Records provided:
================
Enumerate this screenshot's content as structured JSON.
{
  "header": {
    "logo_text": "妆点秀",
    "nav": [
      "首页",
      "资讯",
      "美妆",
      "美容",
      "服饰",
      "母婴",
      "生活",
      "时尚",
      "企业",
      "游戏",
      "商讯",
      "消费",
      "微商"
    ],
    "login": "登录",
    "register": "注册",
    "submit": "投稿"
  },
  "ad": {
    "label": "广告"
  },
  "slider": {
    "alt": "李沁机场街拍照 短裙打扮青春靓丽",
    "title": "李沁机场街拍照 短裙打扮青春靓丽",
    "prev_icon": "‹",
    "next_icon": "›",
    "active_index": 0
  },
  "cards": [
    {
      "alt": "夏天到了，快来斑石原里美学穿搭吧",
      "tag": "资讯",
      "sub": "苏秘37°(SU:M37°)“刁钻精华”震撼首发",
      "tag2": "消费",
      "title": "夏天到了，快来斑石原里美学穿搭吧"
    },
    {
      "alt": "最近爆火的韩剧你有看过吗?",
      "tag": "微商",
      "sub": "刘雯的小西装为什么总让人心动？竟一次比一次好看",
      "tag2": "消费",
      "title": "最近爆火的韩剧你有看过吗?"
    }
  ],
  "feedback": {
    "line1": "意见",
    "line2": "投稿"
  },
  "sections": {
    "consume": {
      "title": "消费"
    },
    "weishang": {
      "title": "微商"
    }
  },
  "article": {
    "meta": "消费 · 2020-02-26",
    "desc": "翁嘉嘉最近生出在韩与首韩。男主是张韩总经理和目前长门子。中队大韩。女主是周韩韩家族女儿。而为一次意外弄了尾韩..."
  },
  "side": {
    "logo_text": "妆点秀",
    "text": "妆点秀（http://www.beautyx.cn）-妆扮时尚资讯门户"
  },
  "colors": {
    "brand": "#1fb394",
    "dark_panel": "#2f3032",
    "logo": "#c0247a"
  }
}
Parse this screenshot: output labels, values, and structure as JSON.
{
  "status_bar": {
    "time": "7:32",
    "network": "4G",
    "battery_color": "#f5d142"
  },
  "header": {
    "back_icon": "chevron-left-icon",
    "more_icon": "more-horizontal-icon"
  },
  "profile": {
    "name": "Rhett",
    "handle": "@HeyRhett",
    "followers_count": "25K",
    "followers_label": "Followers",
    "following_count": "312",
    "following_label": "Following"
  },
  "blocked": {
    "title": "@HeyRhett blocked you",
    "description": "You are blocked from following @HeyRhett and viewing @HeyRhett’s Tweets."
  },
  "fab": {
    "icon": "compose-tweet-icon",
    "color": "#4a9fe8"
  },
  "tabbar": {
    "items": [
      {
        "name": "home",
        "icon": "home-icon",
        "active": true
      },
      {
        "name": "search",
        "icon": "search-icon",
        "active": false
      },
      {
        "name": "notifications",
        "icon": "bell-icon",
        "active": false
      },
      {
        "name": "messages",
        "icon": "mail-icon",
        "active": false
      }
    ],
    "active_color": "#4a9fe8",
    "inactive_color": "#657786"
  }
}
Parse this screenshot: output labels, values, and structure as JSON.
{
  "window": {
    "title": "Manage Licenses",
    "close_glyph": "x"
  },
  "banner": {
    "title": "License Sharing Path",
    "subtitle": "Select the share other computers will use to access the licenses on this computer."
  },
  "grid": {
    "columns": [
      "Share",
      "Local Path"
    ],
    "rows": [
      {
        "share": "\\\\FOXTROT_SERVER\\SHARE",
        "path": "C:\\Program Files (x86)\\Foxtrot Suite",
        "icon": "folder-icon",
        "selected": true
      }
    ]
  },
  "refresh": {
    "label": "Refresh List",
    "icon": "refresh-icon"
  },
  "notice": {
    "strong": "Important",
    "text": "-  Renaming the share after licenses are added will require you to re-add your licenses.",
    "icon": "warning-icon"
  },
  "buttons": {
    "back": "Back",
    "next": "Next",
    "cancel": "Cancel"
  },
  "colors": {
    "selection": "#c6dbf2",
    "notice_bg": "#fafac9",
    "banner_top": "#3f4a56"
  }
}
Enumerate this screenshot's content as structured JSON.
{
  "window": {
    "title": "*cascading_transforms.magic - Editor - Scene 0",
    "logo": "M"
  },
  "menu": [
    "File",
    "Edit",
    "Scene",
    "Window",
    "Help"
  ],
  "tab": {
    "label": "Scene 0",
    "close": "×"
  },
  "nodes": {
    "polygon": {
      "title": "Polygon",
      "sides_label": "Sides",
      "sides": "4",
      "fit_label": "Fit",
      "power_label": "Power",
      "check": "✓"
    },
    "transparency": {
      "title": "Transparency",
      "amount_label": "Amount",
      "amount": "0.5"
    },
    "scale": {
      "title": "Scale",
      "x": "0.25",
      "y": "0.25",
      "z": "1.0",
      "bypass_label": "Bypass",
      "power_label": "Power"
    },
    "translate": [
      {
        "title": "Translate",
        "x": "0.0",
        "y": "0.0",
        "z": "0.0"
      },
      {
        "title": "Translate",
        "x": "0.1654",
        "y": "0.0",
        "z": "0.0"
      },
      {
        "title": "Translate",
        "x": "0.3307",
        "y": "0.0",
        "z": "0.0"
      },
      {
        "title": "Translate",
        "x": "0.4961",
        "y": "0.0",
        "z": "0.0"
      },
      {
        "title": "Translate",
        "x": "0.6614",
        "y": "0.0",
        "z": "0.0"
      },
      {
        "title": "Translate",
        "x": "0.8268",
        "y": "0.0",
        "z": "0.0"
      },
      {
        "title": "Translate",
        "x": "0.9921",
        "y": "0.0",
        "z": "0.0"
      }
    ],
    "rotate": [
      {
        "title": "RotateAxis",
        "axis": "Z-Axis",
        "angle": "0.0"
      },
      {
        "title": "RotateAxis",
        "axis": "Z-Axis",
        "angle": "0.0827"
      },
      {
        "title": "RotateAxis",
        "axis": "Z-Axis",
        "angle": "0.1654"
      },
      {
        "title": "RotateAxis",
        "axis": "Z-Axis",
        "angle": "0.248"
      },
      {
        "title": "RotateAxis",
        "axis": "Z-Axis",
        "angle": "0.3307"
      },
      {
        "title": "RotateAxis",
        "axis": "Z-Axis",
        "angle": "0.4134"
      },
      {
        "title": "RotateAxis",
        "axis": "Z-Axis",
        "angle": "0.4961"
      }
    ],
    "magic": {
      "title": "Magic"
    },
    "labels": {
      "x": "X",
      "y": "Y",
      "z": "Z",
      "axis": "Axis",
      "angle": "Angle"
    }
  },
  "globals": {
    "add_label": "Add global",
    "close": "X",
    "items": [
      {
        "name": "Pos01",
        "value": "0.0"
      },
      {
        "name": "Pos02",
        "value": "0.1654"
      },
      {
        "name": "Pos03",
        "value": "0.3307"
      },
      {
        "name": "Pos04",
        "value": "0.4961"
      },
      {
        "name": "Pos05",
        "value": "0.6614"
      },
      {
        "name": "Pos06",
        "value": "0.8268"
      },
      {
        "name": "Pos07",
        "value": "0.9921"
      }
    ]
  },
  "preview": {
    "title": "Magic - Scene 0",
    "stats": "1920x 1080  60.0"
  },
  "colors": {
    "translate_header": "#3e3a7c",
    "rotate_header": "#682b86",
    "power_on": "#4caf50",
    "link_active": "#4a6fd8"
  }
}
================
Short exercise: Each record should come back exactly as written.

Result of the exercise:
Enumerate this screenshot's content as structured JSON.
{
  "header": {
    "logo_text": "妆点秀",
    "nav": [
      "首页",
      "资讯",
      "美妆",
      "美容",
      "服饰",
      "母婴",
      "生活",
      "时尚",
      "企业",
      "游戏",
      "商讯",
      "消费",
      "微商"
    ],
    "login": "登录",
    "register": "注册",
    "submit": "投稿"
  },
  "ad": {
    "label": "广告"
  },
  "slider": {
    "alt": "李沁机场街拍照 短裙打扮青春靓丽",
    "title": "李沁机场街拍照 短裙打扮青春靓丽",
    "prev_icon": "‹",
    "next_icon": "›",
    "active_index": 0
  },
  "cards": [
    {
      "alt": "夏天到了，快来斑石原里美学穿搭吧",
      "tag": "资讯",
      "sub": "苏秘37°(SU:M37°)“刁钻精华”震撼首发",
      "tag2": "消费",
      "title": "夏天到了，快来斑石原里美学穿搭吧"
    },
    {
      "alt": "最近爆火的韩剧你有看过吗?",
      "tag": "微商",
      "sub": "刘雯的小西装为什么总让人心动？竟一次比一次好看",
      "tag2": "消费",
      "title": "最近爆火的韩剧你有看过吗?"
    }
  ],
  "feedback": {
    "line1": "意见",
    "line2": "投稿"
  },
  "sections": {
    "consume": {
      "title": "消费"
    },
    "weishang": {
      "title": "微商"
    }
  },
  "article": {
    "meta": "消费 · 2020-02-26",
    "desc": "翁嘉嘉最近生出在韩与首韩。男主是张韩总经理和目前长门子。中队大韩。女主是周韩韩家族女儿。而为一次意外弄了尾韩..."
  },
  "side": {
    "logo_text": "妆点秀",
    "text": "妆点秀（http://www.beautyx.cn）-妆扮时尚资讯门户"
  },
  "colors": {
    "brand": "#1fb394",
    "dark_panel": "#2f3032",
    "logo": "#c0247a"
  }
}
Parse this screenshot: output labels, values, and structure as JSON.
{
  "status_bar": {
    "time": "7:32",
    "network": "4G",
    "battery_color": "#f5d142"
  },
  "header": {
    "back_icon": "chevron-left-icon",
    "more_icon": "more-horizontal-icon"
  },
  "profile": {
    "name": "Rhett",
    "handle": "@HeyRhett",
    "followers_count": "25K",
    "followers_label": "Followers",
    "following_count": "312",
    "following_label": "Following"
  },
  "blocked": {
    "title": "@HeyRhett blocked you",
    "description": "You are blocked from following @HeyRhett and viewing @HeyRhett’s Tweets."
  },
  "fab": {
    "icon": "compose-tweet-icon",
    "color": "#4a9fe8"
  },
  "tabbar": {
    "items": [
      {
        "name": "home",
        "icon": "home-icon",
        "active": true
      },
      {
        "name": "search",
        "icon": "search-icon",
        "active": false
      },
      {
        "name": "notifications",
        "icon": "bell-icon",
        "active": false
      },
      {
        "name": "messages",
        "icon": "mail-icon",
        "active": false
      }
    ],
    "active_color": "#4a9fe8",
    "inactive_color": "#657786"
  }
}
Parse this screenshot: output labels, values, and structure as JSON.
{
  "window": {
    "title": "Manage Licenses",
    "close_glyph": "x"
  },
  "banner": {
    "title": "License Sharing Path",
    "subtitle": "Select the share other computers will use to access the licenses on this computer."
  },
  "grid": {
    "columns": [
      "Share",
      "Local Path"
    ],
    "rows": [
      {
        "share": "\\\\FOXTROT_SERVER\\SHARE",
        "path": "C:\\Program Files (x86)\\Foxtrot Suite",
        "icon": "folder-icon",
        "selected": true
      }
    ]
  },
  "refresh": {
    "label": "Refresh List",
    "icon": "refresh-icon"
  },
  "notice": {
    "strong": "Important",
    "text": "-  Renaming the share after licenses are added will require you to re-add your licenses.",
    "icon": "warning-icon"
  },
  "buttons": {
    "back": "Back",
    "next": "Next",
    "cancel": "Cancel"
  },
  "colors": {
    "selection": "#c6dbf2",
    "notice_bg": "#fafac9",
    "banner_top": "#3f4a56"
  }
}
Enumerate this screenshot's content as structured JSON.
{
  "window": {
    "title": "*cascading_transforms.magic - Editor - Scene 0",
    "logo": "M"
  },
  "menu": [
    "File",
    "Edit",
    "Scene",
    "Window",
    "Help"
  ],
  "tab": {
    "label": "Scene 0",
    "close": "×"
  },
  "nodes": {
    "polygon": {
      "title": "Polygon",
      "sides_label": "Sides",
      "sides": "4",
      "fit_label": "Fit",
      "power_label": "Power",
      "check": "✓"
    },
    "transparency": {
      "title": "Transparency",
      "amount_label": "Amount",
      "amount": "0.5"
    },
    "scale": {
      "title": "Scale",
      "x": "0.25",
      "y": "0.25",
      "z": "1.0",
      "bypass_label": "Bypass",
      "power_label": "Power"
    },
    "translate": [
      {
        "title": "Translate",
        "x": "0.0",
        "y": "0.0",
        "z": "0.0"
      },
      {
        "title": "Translate",
        "x": "0.1654",
        "y": "0.0",
        "z": "0.0"
      },
      {
        "title": "Translate",
        "x": "0.3307",
        "y": "0.0",
        "z": "0.0"
      },
      {
        "title": "Translate",
        "x": "0.4961",
        "y": "0.0",
        "z": "0.0"
      },
      {
        "title": "Translate",
        "x": "0.6614",
        "y": "0.0",
        "z": "0.0"
      },
      {
        "title": "Translate",
        "x": "0.8268",
        "y": "0.0",
        "z": "0.0"
      },
      {
        "title": "Translate",
        "x": "0.9921",
        "y": "0.0",
        "z": "0.0"
      }
    ],
    "rotate": [
      {
        "title": "RotateAxis",
        "axis": "Z-Axis",
        "angle": "0.0"
      },
      {
        "title": "RotateAxis",
        "axis": "Z-Axis",
        "angle": "0.0827"
      },
      {
        "title": "RotateAxis",
        "axis": "Z-Axis",
        "angle": "0.1654"
      },
      {
        "title": "RotateAxis",
        "axis": "Z-Axis",
        "angle": "0.248"
      },
      {
        "title": "RotateAxis",
        "axis": "Z-Axis",
        "angle": "0.3307"
      },
      {
        "title": "RotateAxis",
        "axis": "Z-Axis",
        "angle": "0.4134"
      },
      {
        "title": "RotateAxis",
        "axis": "Z-Axis",
        "angle": "0.4961"
      }
    ],
    "magic": {
      "title": "Magic"
    },
    "labels": {
      "x": "X",
      "y": "Y",
      "z": "Z",
      "axis": "Axis",
      "angle": "Angle"
    }
  },
  "globals": {
    "add_label": "Add global",
    "close": "X",
    "items": [
      {
        "name": "Pos01",
        "value": "0.0"
      },
      {
        "name": "Pos02",
        "value": "0.1654"
      },
      {
        "name": "Pos03",
        "value": "0.3307"
      },
      {
        "name": "Pos04",
        "value": "0.4961"
      },
      {
        "name": "Pos05",
        "value": "0.6614"
      },
      {
        "name": "Pos06",
        "value": "0.8268"
      },
      {
        "name": "Pos07",
        "value": "0.9921"
      }
    ]
  },
  "preview": {
    "title": "Magic - Scene 0",
    "stats": "1920x 1080  60.0"
  },
  "colors": {
    "translate_header": "#3e3a7c",
    "rotate_header": "#682b86",
    "power_on": "#4caf50",
    "link_active": "#4a6fd8"
  }
}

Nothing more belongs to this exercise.